— start —

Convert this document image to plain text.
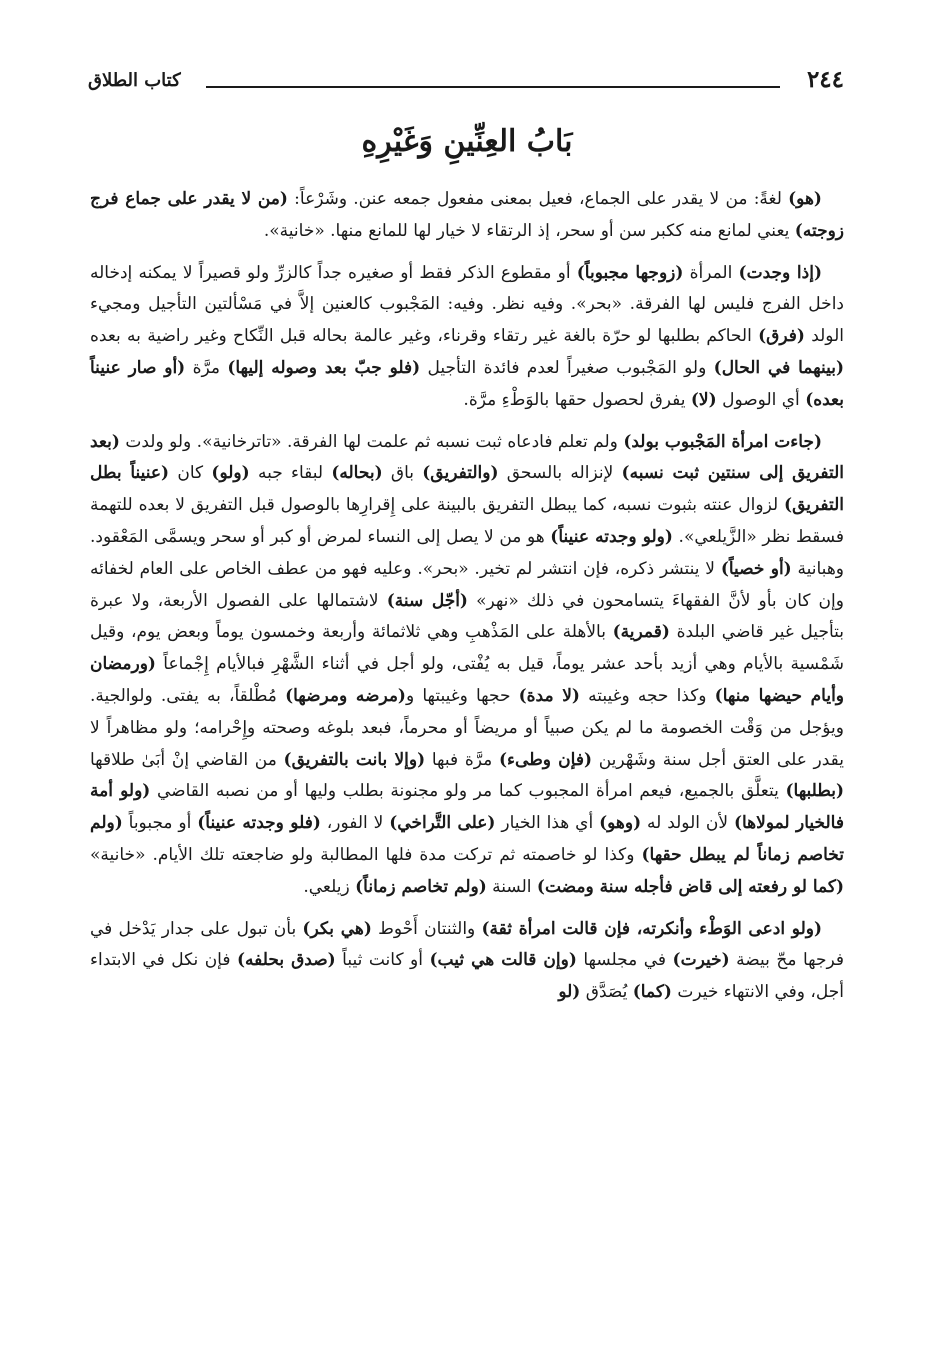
٢٤٤
كتاب الطلاق
بَابُ العِنِّينِ وَغَيْرِهِ

(هو) لغةً: من لا يقدر على الجماع، فعيل بمعنى مفعول جمعه عنن. وشَرْعاً: (من لا يقدر على جماع فرج زوجته) يعني لمانع منه ككبر سن أو سحر، إذ الرتقاء لا خيار لها للمانع منها. «خانية».

(إذا وجدت) المرأة (زوجها مجبوباً) أو مقطوع الذكر فقط أو صغيره جداً كالزرِّ ولو قصيراً لا يمكنه إدخاله داخل الفرج فليس لها الفرقة. «بحر». وفيه نظر. وفيه: المَجْبوب كالعنين إلاَّ في مَسْألتين التأجيل ومجيء الولد (فرق) الحاكم بطلبها لو حرّة بالغة غير رتقاء وقرناء، وغير عالمة بحاله قبل النِّكاح وغير راضية به بعده (بينهما في الحال) ولو المَجْبوب صغيراً لعدم فائدة التأجيل (فلو جبّ بعد وصوله إليها) مرَّة (أو صار عنيناً بعده) أي الوصول (لا) يفرق لحصول حقها بالوَطْءِ مرَّة.

(جاءت امرأة المَجْبوب بولد) ولم تعلم فادعاه ثبت نسبه ثم علمت لها الفرقة. «تاترخانية». ولو ولدت (بعد التفريق إلى سنتين ثبت نسبه) لإنزاله بالسحق (والتفريق) باق (بحاله) لبقاء جبه (ولو) كان (عنيناً بطل التفريق) لزوال عنته بثبوت نسبه، كما يبطل التفريق بالبينة على إِقرارِها بالوصول قبل التفريق لا بعده للتهمة فسقط نظر «الزَّيلعي». (ولو وجدته عنيناً) هو من لا يصل إلى النساء لمرض أو كبر أو سحر ويسمَّى المَعْقود. وهبانية (أو خصياً) لا ينتشر ذكره، فإن انتشر لم تخير. «بحر». وعليه فهو من عطف الخاص على العام لخفائه وإن كان بأو لأنَّ الفقهاءَ يتسامحون في ذلك «نهر» (أجّل سنة) لاشتمالها على الفصول الأربعة، ولا عبرة بتأجيل غير قاضي البلدة (قمرية) بالأهلة على المَذْهبِ وهي ثلاثمائة وأربعة وخمسون يوماً وبعض يوم، وقيل شَمْسية بالأيام وهي أزيد بأحد عشر يوماً، قيل به يُفْتى، ولو أجل في أثناء الشَّهْرِ فبالأيام إِجْماعاً (ورمضان وأيام حيضها منها) وكذا حجه وغيبته (لا مدة) حجها وغيبتها و(مرضه ومرضها) مُطْلقاً، به يفتى. ولوالجية. ويؤجل من وَقْت الخصومة ما لم يكن صبياً أو مريضاً أو محرماً، فبعد بلوغه وصحته وإِحْرامه؛ ولو مظاهراً لا يقدر على العتق أجل سنة وشَهْرين (فإن وطىء) مرَّة فبها (وإلا بانت بالتفريق) من القاضي إنْ أبَىٰ طلاقها (بطلبها) يتعلَّق بالجميع، فيعم امرأة المجبوب كما مر ولو مجنونة بطلب وليها أو من نصبه القاضي (ولو أمة فالخيار لمولاها) لأن الولد له (وهو) أي هذا الخيار (على التَّراخي) لا الفور، (فلو وجدته عنيناً) أو مجبوباً (ولم تخاصم زماناً لم يبطل حقها) وكذا لو خاصمته ثم تركت مدة فلها المطالبة ولو ضاجعته تلك الأيام. «خانية» (كما لو رفعته إلى قاض فأجله سنة ومضت) السنة (ولم تخاصم زماناً) زيلعي.

(ولو ادعى الوَطْء وأنكرته، فإن قالت امرأة ثقة) والثنتان أَحْوط (هي بكر) بأن تبول على جدار يَدْخل في فرجها محّ بيضة (خيرت) في مجلسها (وإن قالت هي ثيب) أو كانت ثيباً (صدق بحلفه) فإن نكل في الابتداء أجل، وفي الانتهاء خيرت (كما) يُصَدَّق (لو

— end —

▶ **Problem details**: Reproduce the whole listing word for word, setting aside any pictures.

▶ **Task result**:
Convert this document image to plain text.
٢٤٤
كتاب الطلاق
بَابُ العِنِّينِ وَغَيْرِهِ

(هو) لغةً: من لا يقدر على الجماع، فعيل بمعنى مفعول جمعه عنن. وشَرْعاً: (من لا يقدر على جماع فرج زوجته) يعني لمانع منه ككبر سن أو سحر، إذ الرتقاء لا خيار لها للمانع منها. «خانية».

(إذا وجدت) المرأة (زوجها مجبوباً) أو مقطوع الذكر فقط أو صغيره جداً كالزرِّ ولو قصيراً لا يمكنه إدخاله داخل الفرج فليس لها الفرقة. «بحر». وفيه نظر. وفيه: المَجْبوب كالعنين إلاَّ في مَسْألتين التأجيل ومجيء الولد (فرق) الحاكم بطلبها لو حرّة بالغة غير رتقاء وقرناء، وغير عالمة بحاله قبل النِّكاح وغير راضية به بعده (بينهما في الحال) ولو المَجْبوب صغيراً لعدم فائدة التأجيل (فلو جبّ بعد وصوله إليها) مرَّة (أو صار عنيناً بعده) أي الوصول (لا) يفرق لحصول حقها بالوَطْءِ مرَّة.

(جاءت امرأة المَجْبوب بولد) ولم تعلم فادعاه ثبت نسبه ثم علمت لها الفرقة. «تاترخانية». ولو ولدت (بعد التفريق إلى سنتين ثبت نسبه) لإنزاله بالسحق (والتفريق) باق (بحاله) لبقاء جبه (ولو) كان (عنيناً بطل التفريق) لزوال عنته بثبوت نسبه، كما يبطل التفريق بالبينة على إِقرارِها بالوصول قبل التفريق لا بعده للتهمة فسقط نظر «الزَّيلعي». (ولو وجدته عنيناً) هو من لا يصل إلى النساء لمرض أو كبر أو سحر ويسمَّى المَعْقود. وهبانية (أو خصياً) لا ينتشر ذكره، فإن انتشر لم تخير. «بحر». وعليه فهو من عطف الخاص على العام لخفائه وإن كان بأو لأنَّ الفقهاءَ يتسامحون في ذلك «نهر» (أجّل سنة) لاشتمالها على الفصول الأربعة، ولا عبرة بتأجيل غير قاضي البلدة (قمرية) بالأهلة على المَذْهبِ وهي ثلاثمائة وأربعة وخمسون يوماً وبعض يوم، وقيل شَمْسية بالأيام وهي أزيد بأحد عشر يوماً، قيل به يُفْتى، ولو أجل في أثناء الشَّهْرِ فبالأيام إِجْماعاً (ورمضان وأيام حيضها منها) وكذا حجه وغيبته (لا مدة) حجها وغيبتها و(مرضه ومرضها) مُطْلقاً، به يفتى. ولوالجية. ويؤجل من وَقْت الخصومة ما لم يكن صبياً أو مريضاً أو محرماً، فبعد بلوغه وصحته وإِحْرامه؛ ولو مظاهراً لا يقدر على العتق أجل سنة وشَهْرين (فإن وطىء) مرَّة فبها (وإلا بانت بالتفريق) من القاضي إنْ أبَىٰ طلاقها (بطلبها) يتعلَّق بالجميع، فيعم امرأة المجبوب كما مر ولو مجنونة بطلب وليها أو من نصبه القاضي (ولو أمة فالخيار لمولاها) لأن الولد له (وهو) أي هذا الخيار (على التَّراخي) لا الفور، (فلو وجدته عنيناً) أو مجبوباً (ولم تخاصم زماناً لم يبطل حقها) وكذا لو خاصمته ثم تركت مدة فلها المطالبة ولو ضاجعته تلك الأيام. «خانية» (كما لو رفعته إلى قاض فأجله سنة ومضت) السنة (ولم تخاصم زماناً) زيلعي.

(ولو ادعى الوَطْء وأنكرته، فإن قالت امرأة ثقة) والثنتان أَحْوط (هي بكر) بأن تبول على جدار يَدْخل في فرجها محّ بيضة (خيرت) في مجلسها (وإن قالت هي ثيب) أو كانت ثيباً (صدق بحلفه) فإن نكل في الابتداء أجل، وفي الانتهاء خيرت (كما) يُصَدَّق (لو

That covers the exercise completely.